══ Data under study

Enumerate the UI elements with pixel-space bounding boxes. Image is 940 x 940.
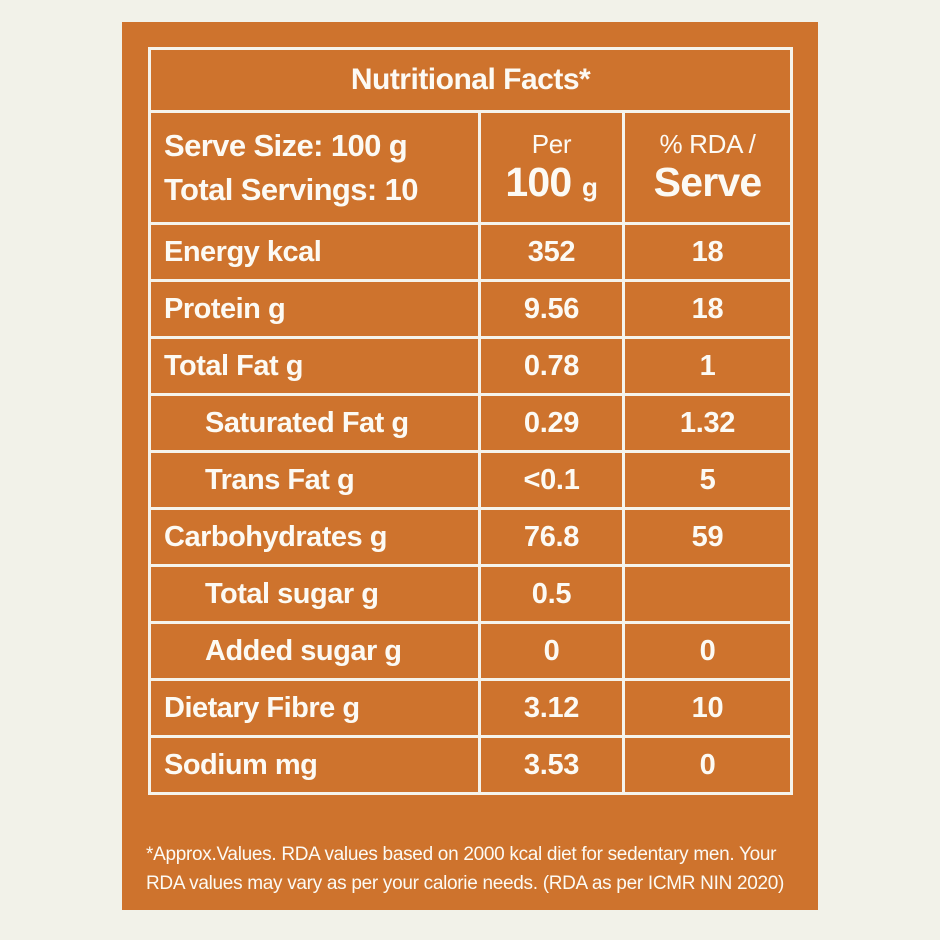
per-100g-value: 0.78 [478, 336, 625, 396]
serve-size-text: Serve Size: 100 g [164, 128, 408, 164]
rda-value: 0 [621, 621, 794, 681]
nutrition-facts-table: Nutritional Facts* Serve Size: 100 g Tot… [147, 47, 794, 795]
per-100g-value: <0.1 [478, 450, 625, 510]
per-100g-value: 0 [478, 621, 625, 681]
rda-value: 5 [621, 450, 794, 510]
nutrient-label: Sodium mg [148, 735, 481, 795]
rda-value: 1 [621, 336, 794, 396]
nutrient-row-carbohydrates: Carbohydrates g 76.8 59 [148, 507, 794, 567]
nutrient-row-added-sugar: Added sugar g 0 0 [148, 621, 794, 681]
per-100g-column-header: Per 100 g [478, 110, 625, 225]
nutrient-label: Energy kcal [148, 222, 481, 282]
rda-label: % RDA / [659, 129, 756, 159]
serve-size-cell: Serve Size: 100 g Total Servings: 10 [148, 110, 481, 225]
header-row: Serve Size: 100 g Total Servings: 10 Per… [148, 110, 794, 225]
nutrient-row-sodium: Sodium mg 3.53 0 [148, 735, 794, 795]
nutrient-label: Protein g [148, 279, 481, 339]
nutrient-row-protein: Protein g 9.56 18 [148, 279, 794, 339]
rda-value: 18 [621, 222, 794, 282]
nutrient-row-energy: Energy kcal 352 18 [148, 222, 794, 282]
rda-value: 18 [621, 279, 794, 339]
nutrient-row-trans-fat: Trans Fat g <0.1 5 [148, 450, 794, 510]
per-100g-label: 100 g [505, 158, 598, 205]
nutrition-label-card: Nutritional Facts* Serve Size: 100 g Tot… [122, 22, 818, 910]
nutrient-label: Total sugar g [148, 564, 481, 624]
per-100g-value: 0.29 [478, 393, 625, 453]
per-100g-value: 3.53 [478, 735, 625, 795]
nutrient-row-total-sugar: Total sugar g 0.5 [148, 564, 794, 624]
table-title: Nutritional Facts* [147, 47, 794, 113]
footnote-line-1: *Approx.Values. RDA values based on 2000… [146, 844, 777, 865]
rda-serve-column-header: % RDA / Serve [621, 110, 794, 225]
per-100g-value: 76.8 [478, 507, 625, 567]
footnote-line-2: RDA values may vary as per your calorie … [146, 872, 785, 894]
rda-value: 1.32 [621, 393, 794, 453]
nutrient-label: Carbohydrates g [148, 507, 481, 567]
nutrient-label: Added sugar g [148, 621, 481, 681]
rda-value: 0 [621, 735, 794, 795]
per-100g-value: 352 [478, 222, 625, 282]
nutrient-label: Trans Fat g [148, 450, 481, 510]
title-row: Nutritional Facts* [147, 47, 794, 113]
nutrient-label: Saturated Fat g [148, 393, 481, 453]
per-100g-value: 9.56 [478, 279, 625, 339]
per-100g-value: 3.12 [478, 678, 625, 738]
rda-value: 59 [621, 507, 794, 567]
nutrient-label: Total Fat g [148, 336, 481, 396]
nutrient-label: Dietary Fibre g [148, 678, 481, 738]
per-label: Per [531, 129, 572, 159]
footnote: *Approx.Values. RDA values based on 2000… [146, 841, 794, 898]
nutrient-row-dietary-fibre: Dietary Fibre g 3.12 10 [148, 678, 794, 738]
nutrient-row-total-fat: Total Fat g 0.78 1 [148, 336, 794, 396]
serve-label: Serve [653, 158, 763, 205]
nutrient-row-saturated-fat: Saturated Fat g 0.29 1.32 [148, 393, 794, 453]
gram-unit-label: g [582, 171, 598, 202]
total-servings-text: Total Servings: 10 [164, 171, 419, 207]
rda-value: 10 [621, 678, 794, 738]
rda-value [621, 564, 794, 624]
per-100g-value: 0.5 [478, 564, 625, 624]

════
══ Data under study

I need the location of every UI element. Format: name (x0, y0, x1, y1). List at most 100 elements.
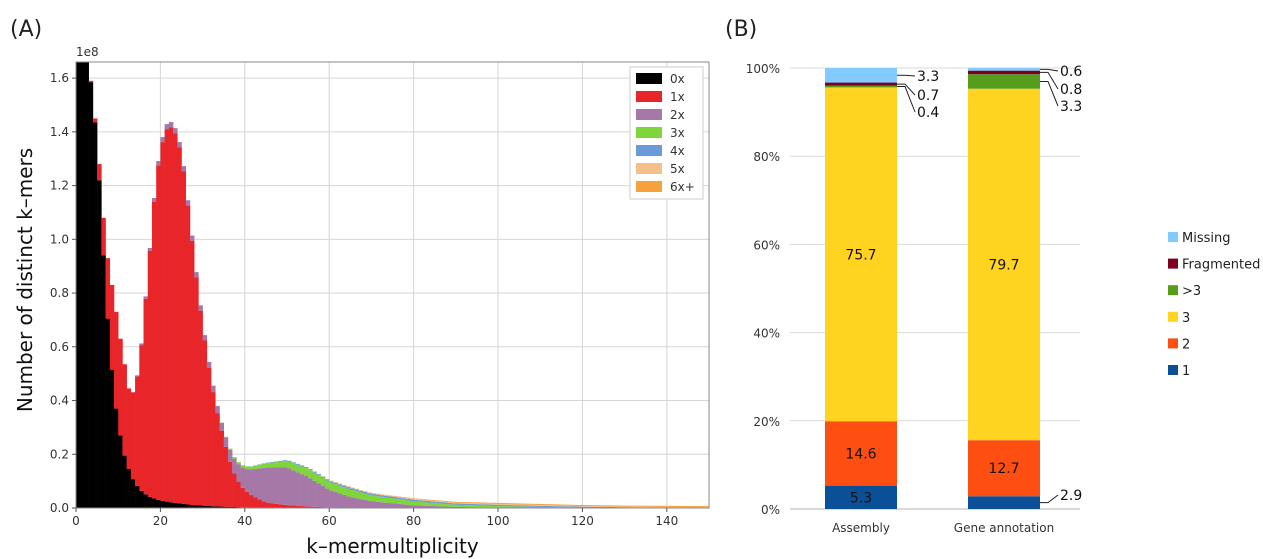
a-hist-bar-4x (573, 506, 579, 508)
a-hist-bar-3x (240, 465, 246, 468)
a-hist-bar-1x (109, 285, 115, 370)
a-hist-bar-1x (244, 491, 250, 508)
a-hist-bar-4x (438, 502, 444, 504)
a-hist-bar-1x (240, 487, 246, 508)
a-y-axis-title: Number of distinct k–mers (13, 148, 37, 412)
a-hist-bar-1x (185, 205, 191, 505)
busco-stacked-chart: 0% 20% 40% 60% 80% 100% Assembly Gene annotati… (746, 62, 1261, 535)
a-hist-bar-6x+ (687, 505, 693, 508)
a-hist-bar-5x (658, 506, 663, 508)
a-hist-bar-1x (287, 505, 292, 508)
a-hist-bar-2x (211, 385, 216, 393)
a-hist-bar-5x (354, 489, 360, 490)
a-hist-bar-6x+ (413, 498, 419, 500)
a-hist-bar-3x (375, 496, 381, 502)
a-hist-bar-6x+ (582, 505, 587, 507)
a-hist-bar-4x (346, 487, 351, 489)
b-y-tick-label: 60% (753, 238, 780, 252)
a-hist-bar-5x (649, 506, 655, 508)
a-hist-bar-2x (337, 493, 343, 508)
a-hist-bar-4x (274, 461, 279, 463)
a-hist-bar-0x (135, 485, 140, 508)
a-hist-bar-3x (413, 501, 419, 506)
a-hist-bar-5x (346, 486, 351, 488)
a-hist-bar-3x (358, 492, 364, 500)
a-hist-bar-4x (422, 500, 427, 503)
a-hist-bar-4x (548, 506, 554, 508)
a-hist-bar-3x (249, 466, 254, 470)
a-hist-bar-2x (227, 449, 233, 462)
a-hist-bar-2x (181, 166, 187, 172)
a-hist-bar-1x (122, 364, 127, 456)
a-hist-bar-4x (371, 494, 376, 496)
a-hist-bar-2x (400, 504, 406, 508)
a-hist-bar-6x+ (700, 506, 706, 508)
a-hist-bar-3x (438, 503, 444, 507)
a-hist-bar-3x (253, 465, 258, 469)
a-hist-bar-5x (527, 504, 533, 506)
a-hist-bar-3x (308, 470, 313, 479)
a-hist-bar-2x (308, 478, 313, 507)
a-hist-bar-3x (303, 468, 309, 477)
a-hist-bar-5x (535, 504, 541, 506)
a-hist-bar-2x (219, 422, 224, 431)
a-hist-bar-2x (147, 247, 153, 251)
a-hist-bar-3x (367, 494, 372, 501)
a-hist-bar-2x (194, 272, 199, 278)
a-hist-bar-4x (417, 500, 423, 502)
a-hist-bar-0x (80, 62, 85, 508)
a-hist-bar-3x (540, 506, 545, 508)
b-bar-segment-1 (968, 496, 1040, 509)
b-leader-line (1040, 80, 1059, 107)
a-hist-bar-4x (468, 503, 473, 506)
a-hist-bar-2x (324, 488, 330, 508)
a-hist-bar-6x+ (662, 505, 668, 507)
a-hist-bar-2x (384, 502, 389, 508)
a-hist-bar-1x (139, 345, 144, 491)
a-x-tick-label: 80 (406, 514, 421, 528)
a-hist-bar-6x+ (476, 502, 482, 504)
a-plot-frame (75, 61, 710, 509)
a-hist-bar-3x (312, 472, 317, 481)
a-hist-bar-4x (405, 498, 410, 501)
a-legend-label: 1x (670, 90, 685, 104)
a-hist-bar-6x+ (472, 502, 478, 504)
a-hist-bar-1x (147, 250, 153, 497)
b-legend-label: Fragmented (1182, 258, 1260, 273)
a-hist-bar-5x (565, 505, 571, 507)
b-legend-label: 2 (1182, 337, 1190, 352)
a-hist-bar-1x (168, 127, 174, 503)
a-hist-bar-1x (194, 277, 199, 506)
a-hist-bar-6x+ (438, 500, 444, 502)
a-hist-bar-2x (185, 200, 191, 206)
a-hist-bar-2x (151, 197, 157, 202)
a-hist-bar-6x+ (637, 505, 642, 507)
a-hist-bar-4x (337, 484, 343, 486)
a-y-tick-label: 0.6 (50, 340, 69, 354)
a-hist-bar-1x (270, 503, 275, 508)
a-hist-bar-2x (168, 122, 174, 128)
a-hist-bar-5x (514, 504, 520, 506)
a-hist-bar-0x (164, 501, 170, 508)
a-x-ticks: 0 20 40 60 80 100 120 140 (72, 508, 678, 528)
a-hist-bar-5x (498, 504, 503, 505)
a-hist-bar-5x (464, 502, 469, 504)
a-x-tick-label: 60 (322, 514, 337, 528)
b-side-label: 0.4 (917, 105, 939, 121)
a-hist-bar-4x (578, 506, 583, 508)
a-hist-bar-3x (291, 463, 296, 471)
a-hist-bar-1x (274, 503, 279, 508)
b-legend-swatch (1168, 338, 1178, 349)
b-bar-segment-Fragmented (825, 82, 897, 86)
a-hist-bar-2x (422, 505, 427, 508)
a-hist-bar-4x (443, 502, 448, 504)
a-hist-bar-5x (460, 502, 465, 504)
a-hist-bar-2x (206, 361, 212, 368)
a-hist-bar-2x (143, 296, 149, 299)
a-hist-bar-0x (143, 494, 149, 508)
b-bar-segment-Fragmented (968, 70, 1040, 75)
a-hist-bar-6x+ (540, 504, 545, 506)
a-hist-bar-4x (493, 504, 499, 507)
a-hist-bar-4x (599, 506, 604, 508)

════

→ Task statement: From the data above, report how many lines hold the word "Trans", answering with the number by itself.

→ Result of this task: 2